**WHAT YOU HAVE TO DO**: Below are the entries; count the lines in them that contain the word "JSON" and give only the number.

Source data
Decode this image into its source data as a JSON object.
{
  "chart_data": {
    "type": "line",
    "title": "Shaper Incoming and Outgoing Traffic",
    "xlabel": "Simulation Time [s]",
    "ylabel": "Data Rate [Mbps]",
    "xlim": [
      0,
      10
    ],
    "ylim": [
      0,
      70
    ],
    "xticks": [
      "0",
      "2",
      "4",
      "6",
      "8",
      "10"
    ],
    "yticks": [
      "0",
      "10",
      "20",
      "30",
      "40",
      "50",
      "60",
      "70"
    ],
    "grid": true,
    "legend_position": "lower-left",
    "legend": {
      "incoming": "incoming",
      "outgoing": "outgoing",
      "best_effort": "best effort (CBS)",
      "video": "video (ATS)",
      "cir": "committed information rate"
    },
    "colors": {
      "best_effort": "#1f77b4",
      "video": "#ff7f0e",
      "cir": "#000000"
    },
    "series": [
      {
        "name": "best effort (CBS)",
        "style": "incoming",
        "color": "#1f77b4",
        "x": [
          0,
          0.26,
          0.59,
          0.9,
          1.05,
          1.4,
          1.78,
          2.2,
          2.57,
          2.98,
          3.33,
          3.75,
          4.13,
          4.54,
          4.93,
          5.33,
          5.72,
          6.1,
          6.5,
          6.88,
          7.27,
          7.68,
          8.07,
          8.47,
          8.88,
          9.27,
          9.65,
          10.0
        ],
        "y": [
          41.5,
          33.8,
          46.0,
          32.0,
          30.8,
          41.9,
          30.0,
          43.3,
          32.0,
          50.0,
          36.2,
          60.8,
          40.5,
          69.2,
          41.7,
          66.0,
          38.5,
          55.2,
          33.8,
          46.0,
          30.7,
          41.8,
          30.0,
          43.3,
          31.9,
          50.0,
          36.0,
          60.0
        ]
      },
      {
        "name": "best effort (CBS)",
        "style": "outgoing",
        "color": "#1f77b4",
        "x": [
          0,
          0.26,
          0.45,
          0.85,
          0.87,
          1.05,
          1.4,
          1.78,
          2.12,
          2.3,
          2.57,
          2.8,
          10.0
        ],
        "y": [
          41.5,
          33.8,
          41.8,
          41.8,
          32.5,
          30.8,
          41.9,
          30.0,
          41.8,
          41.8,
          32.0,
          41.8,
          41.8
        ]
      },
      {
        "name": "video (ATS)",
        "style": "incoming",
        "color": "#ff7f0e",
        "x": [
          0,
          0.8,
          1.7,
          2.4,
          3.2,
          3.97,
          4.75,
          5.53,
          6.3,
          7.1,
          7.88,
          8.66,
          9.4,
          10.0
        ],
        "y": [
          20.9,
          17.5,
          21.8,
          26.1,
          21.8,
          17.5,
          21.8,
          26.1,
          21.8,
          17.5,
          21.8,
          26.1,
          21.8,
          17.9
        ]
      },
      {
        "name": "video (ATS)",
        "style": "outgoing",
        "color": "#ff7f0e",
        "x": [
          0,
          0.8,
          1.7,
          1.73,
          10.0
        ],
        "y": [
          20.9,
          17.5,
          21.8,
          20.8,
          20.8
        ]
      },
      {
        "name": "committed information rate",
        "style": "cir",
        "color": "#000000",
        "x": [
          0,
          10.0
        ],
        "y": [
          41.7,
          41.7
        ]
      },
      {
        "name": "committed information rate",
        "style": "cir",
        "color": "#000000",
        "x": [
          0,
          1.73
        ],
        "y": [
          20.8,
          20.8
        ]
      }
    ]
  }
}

---

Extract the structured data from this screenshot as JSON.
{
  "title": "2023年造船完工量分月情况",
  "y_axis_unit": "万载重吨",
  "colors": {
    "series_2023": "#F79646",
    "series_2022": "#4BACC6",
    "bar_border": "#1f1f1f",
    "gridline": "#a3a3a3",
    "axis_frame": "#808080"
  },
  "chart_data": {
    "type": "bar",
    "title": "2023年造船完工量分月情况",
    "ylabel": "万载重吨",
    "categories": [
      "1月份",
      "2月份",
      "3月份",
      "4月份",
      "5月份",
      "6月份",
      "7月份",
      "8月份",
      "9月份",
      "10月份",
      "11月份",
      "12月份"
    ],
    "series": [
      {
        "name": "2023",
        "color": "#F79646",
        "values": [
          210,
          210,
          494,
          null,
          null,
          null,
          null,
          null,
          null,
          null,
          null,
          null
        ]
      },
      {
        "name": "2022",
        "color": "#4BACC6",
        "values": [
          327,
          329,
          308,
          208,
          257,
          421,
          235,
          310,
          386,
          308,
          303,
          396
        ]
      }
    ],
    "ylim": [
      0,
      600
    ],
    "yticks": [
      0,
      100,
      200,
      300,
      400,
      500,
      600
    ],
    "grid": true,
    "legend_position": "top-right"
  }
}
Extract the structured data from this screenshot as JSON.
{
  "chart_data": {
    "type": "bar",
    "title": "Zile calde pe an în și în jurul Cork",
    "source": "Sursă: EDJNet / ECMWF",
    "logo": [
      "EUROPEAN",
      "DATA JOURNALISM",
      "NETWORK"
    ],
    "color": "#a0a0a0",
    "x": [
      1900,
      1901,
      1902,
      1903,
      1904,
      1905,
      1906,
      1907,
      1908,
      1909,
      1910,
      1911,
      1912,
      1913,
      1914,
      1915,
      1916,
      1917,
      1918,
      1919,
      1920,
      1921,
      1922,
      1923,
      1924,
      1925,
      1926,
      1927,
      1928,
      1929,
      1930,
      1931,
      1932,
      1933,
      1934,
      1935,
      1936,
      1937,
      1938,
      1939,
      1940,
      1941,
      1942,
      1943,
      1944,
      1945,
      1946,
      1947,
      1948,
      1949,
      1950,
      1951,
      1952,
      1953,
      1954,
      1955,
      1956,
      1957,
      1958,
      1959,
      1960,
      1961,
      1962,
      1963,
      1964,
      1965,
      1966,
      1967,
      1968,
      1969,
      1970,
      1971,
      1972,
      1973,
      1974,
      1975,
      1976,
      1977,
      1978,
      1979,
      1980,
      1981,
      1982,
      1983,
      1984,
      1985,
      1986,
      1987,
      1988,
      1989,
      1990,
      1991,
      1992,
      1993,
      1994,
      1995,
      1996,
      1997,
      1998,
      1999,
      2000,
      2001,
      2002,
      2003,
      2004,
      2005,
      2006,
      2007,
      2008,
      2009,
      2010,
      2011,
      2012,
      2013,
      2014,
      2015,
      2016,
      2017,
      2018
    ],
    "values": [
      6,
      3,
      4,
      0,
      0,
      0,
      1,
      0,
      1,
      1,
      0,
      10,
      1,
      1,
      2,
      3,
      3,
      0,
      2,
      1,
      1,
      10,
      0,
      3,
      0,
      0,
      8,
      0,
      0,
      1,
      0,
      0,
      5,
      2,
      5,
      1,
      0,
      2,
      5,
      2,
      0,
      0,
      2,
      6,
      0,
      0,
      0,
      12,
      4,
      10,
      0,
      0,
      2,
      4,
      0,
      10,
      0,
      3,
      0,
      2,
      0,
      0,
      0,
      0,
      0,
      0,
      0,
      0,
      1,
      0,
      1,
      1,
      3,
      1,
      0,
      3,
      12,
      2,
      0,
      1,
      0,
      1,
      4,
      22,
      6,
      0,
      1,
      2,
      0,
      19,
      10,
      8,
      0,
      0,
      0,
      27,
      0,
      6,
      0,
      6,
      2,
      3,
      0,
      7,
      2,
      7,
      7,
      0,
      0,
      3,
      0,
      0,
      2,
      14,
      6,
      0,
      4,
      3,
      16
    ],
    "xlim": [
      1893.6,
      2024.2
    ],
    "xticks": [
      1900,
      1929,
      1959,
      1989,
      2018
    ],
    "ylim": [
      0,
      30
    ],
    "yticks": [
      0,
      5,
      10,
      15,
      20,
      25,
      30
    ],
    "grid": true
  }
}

==

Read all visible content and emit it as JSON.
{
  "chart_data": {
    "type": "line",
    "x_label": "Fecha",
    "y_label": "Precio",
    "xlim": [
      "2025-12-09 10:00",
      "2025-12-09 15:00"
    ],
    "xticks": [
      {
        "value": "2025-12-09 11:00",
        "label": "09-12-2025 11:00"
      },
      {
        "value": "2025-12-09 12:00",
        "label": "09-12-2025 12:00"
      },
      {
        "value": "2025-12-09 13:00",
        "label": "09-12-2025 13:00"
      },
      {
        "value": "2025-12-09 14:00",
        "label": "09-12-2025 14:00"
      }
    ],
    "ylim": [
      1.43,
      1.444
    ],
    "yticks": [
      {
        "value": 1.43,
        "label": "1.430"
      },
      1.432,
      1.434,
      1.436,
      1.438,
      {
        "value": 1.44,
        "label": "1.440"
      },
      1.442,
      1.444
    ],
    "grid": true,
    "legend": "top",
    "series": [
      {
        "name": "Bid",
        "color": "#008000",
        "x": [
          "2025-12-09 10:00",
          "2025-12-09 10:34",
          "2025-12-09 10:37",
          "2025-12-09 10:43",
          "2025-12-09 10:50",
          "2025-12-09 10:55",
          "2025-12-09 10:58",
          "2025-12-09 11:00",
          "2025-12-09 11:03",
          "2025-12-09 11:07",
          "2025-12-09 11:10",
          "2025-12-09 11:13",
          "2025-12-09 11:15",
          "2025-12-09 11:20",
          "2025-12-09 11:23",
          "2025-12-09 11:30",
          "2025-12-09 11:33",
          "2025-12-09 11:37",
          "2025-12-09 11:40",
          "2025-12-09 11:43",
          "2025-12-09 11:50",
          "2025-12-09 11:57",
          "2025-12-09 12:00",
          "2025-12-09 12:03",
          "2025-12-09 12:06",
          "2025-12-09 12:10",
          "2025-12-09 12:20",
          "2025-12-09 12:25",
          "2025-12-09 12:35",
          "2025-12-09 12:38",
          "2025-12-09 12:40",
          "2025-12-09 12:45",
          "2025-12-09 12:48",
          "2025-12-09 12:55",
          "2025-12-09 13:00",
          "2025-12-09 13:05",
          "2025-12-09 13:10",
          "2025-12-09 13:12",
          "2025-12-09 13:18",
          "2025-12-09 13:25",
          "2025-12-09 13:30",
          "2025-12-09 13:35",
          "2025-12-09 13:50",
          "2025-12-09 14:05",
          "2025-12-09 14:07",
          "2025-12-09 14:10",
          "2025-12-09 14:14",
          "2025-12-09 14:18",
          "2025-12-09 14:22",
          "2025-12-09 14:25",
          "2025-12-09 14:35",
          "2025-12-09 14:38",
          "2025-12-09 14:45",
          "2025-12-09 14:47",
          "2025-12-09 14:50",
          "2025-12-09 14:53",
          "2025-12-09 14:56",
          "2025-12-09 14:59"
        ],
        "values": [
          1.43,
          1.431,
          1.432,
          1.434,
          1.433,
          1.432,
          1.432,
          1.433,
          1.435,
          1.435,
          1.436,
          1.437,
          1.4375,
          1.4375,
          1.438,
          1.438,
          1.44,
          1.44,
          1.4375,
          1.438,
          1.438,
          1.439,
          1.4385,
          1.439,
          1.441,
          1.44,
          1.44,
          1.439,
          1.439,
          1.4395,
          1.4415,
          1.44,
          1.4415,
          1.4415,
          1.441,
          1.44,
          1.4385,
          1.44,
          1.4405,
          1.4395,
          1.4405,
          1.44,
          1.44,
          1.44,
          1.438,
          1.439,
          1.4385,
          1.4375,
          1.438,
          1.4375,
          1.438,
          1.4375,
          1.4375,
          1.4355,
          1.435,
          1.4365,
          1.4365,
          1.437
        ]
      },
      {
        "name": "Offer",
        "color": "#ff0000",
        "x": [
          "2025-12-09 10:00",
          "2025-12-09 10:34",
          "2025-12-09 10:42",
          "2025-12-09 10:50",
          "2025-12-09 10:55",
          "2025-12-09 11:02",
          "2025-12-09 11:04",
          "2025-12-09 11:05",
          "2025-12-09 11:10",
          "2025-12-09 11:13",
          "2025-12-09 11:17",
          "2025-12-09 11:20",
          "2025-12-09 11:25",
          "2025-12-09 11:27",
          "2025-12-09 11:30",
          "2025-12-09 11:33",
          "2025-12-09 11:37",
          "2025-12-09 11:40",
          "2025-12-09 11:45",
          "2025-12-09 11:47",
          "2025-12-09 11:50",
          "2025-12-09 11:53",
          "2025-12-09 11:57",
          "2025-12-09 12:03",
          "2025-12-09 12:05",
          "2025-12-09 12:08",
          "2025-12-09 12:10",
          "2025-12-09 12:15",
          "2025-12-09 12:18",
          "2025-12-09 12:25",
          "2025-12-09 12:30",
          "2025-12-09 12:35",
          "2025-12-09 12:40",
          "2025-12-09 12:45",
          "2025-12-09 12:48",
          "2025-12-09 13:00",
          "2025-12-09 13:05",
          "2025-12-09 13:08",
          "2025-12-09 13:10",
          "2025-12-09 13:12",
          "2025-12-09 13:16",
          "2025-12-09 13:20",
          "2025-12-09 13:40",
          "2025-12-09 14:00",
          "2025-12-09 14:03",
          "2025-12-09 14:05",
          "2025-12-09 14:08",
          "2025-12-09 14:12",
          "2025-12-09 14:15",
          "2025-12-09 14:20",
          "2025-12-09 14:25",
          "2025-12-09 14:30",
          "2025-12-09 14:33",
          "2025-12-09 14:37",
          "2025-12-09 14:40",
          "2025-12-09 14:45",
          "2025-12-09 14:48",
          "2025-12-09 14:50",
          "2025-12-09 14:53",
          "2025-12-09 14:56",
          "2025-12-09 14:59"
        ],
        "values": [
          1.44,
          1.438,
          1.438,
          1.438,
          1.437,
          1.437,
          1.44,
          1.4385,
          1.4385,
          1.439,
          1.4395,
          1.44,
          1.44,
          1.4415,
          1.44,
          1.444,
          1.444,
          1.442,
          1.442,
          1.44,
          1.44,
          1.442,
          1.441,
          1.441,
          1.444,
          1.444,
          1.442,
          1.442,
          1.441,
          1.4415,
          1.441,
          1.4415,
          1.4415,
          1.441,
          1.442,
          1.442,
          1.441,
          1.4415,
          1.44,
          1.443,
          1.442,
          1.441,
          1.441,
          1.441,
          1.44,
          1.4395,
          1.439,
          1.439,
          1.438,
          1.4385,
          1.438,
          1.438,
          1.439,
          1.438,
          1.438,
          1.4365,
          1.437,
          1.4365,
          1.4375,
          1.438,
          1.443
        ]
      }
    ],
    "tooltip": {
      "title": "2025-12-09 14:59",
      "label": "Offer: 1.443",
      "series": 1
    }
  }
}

**TASK SOLUTION**: 4